### Task description
Scan the material below for the string "通过大会日程", and copy every line where it shows up.

### Rows
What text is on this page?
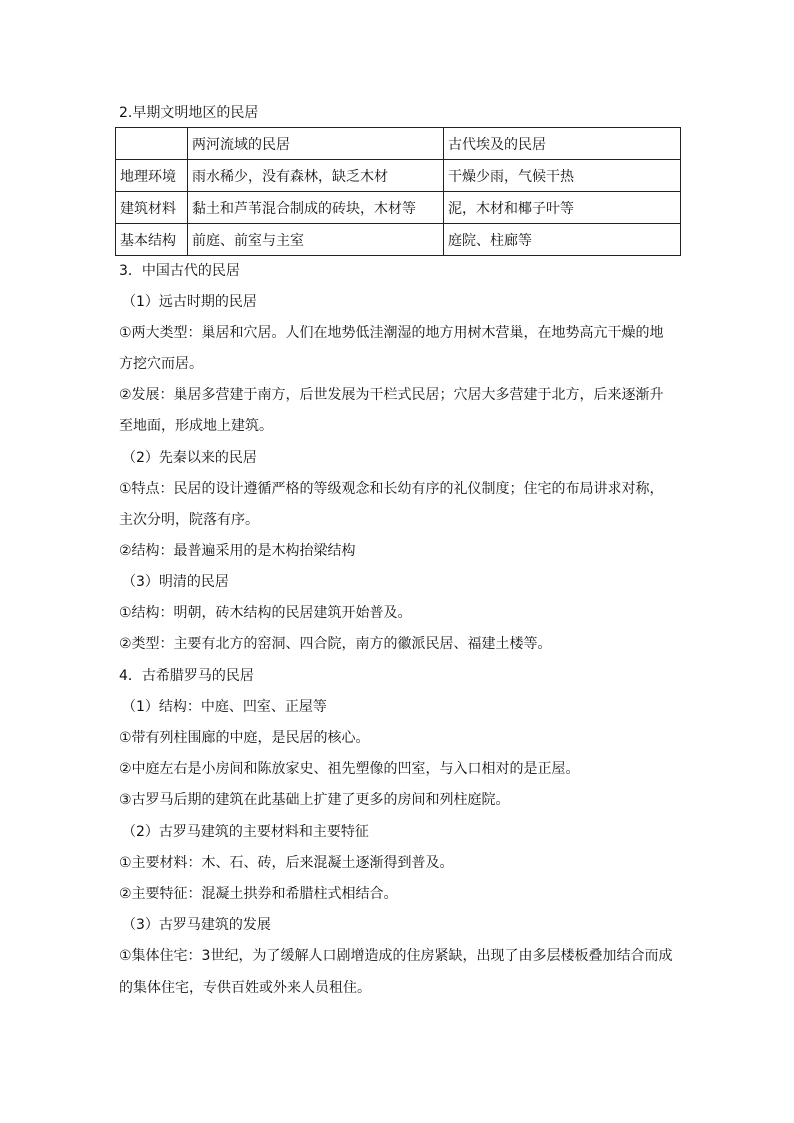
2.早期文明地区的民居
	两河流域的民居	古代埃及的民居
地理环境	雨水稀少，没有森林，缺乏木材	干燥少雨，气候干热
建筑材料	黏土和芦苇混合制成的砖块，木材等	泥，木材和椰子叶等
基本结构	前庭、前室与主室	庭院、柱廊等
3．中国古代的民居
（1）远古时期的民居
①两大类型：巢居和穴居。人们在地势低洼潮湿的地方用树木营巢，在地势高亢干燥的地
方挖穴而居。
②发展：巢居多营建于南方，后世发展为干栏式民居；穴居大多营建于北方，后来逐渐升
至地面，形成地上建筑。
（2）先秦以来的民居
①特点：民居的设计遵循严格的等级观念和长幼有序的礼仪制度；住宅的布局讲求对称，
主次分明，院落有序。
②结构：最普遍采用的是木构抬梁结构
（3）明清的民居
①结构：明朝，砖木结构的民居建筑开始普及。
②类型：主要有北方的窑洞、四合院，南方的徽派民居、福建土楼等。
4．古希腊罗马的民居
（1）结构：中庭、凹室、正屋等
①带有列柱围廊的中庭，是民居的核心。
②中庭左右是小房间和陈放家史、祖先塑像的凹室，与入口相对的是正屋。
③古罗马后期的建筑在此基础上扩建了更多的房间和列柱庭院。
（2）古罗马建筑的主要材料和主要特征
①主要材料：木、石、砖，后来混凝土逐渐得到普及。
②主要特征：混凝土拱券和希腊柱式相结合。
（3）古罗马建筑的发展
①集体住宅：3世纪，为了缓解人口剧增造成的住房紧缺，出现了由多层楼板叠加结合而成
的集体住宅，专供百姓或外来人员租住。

==

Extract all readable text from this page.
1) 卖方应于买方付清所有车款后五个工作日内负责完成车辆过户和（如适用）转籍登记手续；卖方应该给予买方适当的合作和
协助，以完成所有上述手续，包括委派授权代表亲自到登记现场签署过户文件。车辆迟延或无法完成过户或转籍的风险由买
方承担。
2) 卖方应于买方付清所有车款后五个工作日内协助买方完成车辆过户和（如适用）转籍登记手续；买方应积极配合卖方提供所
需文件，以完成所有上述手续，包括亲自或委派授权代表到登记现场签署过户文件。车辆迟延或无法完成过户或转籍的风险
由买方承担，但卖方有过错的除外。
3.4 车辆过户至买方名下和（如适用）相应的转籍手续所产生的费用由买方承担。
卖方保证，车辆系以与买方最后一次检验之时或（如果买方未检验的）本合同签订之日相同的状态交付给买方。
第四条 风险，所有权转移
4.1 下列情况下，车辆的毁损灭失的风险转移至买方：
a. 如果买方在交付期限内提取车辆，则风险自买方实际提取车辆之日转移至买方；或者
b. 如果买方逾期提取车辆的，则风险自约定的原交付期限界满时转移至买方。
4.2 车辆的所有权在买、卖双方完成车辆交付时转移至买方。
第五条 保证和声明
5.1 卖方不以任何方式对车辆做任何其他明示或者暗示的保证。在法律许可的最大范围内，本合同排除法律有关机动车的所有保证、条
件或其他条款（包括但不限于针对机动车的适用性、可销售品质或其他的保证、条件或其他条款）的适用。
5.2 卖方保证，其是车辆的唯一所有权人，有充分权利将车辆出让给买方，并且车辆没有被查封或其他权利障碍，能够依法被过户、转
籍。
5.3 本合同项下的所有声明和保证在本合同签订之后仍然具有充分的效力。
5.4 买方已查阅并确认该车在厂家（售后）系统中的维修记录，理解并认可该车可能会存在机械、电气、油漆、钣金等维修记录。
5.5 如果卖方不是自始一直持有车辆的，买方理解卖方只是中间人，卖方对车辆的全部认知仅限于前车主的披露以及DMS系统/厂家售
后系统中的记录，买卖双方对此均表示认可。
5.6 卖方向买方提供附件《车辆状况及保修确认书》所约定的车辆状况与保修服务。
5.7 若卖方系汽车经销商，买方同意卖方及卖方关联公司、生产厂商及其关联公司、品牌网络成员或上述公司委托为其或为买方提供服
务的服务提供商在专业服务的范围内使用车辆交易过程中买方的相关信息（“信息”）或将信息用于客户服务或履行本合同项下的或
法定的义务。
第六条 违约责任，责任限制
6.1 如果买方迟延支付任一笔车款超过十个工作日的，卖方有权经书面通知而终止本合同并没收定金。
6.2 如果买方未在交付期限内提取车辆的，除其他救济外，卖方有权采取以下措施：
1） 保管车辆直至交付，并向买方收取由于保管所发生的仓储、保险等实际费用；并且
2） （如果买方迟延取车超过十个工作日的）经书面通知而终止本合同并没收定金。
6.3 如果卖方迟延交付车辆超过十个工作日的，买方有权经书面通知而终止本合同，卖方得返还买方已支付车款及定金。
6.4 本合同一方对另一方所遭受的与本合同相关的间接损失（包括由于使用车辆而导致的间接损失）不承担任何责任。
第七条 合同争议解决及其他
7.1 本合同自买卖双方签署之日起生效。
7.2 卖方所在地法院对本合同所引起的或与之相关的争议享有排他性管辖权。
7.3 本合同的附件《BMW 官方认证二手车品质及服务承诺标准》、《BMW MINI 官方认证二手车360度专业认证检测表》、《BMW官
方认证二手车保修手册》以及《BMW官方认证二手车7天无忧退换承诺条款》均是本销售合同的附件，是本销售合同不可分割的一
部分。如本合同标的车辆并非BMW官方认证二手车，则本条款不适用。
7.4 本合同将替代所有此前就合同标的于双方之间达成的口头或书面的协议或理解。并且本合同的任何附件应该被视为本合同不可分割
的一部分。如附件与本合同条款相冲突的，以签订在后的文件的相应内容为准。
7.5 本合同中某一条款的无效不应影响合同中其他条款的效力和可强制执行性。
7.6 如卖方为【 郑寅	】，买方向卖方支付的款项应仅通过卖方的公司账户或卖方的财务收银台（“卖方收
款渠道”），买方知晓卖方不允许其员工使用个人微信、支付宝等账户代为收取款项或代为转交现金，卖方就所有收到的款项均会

* * *

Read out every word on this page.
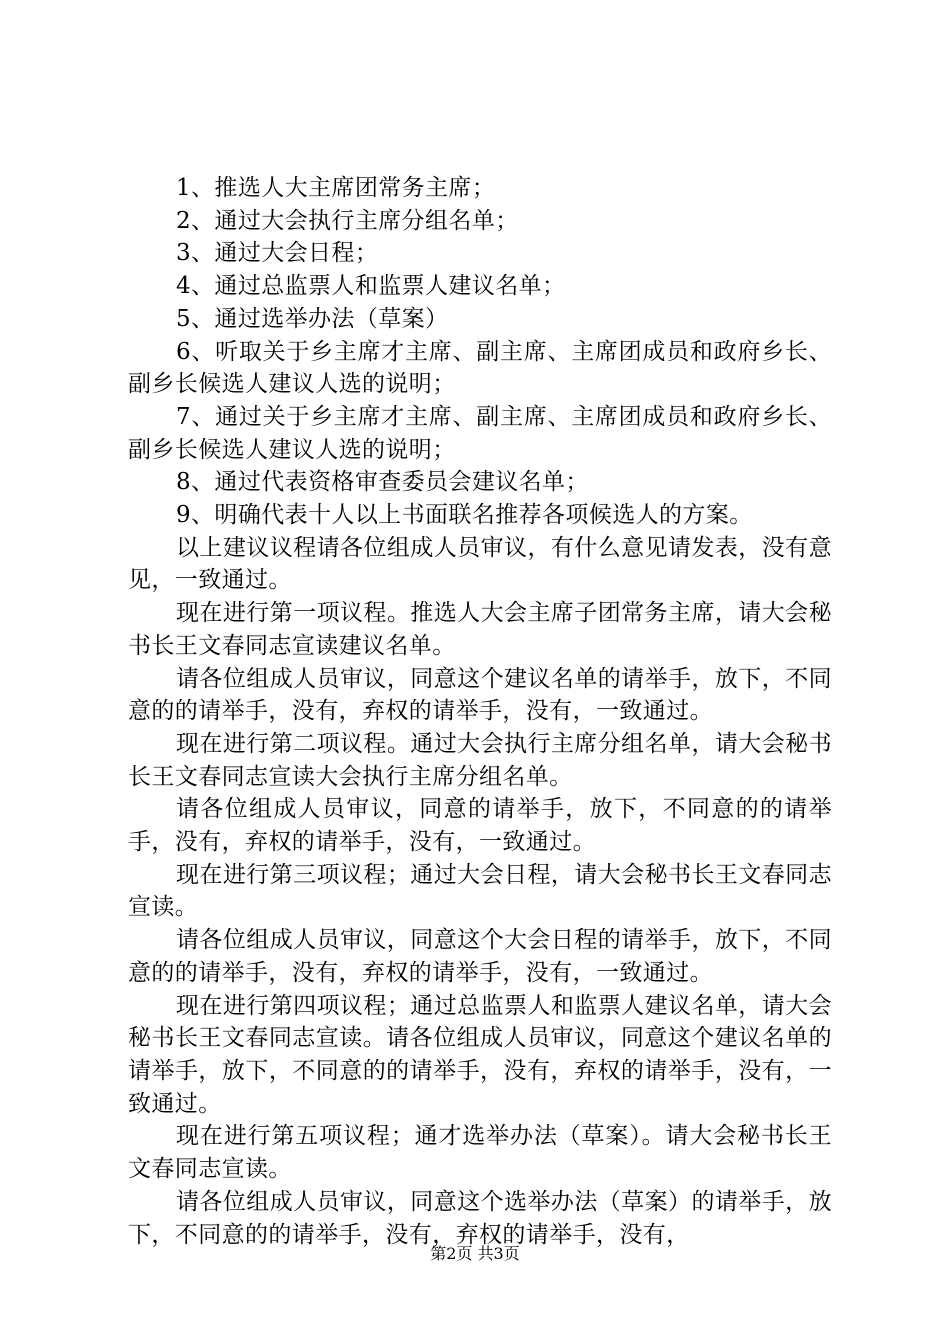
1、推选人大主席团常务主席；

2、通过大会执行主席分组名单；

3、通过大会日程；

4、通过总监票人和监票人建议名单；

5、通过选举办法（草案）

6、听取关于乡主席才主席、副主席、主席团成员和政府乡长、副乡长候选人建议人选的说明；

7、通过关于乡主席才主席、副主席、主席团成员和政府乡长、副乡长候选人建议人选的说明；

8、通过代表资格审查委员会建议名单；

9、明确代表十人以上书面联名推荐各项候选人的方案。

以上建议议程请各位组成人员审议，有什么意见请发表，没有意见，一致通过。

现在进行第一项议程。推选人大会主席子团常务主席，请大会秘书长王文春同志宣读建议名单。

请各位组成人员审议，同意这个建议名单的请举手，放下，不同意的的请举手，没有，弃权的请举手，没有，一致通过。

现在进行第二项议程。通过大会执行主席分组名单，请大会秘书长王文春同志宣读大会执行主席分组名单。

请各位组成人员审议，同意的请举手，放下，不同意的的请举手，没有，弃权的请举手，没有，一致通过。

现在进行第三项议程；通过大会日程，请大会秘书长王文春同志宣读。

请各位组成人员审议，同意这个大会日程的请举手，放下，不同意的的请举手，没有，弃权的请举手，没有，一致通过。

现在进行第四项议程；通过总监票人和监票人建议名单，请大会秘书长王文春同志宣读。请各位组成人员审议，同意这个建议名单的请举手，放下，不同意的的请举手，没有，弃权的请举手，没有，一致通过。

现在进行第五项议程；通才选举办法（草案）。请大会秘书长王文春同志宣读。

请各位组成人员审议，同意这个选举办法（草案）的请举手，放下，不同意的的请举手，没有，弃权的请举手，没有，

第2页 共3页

### Exercise response
3、通过大会日程；
现在进行第三项议程；通过大会日程，请大会秘书长王文春同志宣读。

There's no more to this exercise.